• WORK REQUIRED
Extract every line of the material that holds the string "JSON".

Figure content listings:
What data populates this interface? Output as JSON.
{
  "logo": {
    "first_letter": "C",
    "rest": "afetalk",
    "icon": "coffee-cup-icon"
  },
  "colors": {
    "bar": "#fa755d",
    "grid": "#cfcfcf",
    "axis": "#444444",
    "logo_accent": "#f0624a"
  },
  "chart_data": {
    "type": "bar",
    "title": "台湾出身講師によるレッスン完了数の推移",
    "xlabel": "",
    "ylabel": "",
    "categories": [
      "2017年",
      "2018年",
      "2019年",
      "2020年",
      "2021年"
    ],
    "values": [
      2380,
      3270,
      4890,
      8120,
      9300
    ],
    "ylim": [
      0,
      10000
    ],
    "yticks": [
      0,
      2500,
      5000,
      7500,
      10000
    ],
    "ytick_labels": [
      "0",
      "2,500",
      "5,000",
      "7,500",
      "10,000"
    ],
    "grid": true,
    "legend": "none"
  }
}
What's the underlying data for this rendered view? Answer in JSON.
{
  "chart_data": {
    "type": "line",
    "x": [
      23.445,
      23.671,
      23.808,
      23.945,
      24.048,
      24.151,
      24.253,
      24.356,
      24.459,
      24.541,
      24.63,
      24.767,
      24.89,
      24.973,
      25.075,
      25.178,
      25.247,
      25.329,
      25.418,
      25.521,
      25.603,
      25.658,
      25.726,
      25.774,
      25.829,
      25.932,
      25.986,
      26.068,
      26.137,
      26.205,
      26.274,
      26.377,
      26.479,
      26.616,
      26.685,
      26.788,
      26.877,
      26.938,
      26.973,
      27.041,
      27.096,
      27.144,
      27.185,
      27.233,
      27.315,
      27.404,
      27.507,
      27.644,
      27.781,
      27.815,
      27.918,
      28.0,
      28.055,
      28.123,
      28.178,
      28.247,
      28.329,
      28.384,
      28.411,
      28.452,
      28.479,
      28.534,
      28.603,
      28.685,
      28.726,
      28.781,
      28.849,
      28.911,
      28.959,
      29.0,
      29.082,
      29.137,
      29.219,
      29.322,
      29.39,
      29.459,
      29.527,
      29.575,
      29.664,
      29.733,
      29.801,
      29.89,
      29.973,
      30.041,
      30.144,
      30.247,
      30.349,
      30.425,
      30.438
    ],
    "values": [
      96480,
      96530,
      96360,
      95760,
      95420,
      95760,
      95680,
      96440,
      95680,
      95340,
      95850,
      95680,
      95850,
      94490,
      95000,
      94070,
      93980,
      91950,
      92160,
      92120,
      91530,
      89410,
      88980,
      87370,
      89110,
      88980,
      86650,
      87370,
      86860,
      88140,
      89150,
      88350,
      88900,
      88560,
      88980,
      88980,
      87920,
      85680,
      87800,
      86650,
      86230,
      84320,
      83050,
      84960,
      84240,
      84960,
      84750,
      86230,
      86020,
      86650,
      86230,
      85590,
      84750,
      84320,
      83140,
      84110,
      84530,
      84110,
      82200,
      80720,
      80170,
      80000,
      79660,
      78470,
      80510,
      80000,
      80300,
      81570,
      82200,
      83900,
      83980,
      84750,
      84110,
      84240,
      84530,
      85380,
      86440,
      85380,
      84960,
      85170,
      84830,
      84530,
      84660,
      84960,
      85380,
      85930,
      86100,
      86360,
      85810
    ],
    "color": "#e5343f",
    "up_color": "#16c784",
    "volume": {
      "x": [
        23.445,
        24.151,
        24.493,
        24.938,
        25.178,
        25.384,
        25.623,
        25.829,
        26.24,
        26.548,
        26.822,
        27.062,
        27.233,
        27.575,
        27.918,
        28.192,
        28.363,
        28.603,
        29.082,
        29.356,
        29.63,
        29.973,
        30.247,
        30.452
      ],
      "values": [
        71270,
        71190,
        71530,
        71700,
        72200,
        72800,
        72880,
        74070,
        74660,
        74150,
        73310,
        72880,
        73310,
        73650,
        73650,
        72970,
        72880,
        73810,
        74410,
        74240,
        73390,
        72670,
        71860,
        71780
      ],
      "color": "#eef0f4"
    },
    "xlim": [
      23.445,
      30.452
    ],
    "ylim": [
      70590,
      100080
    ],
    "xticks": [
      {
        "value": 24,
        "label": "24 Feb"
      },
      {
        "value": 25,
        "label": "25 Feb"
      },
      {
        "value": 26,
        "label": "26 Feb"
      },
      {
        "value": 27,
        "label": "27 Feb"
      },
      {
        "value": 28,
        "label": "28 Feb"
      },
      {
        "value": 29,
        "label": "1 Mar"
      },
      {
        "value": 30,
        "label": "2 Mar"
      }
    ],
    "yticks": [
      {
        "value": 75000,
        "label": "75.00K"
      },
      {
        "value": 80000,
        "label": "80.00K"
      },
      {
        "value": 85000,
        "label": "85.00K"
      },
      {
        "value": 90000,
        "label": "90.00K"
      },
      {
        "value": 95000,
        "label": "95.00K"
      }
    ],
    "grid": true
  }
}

• COMPLETE ANSWER
What data populates this interface? Output as JSON.
What's the underlying data for this rendered view? Answer in JSON.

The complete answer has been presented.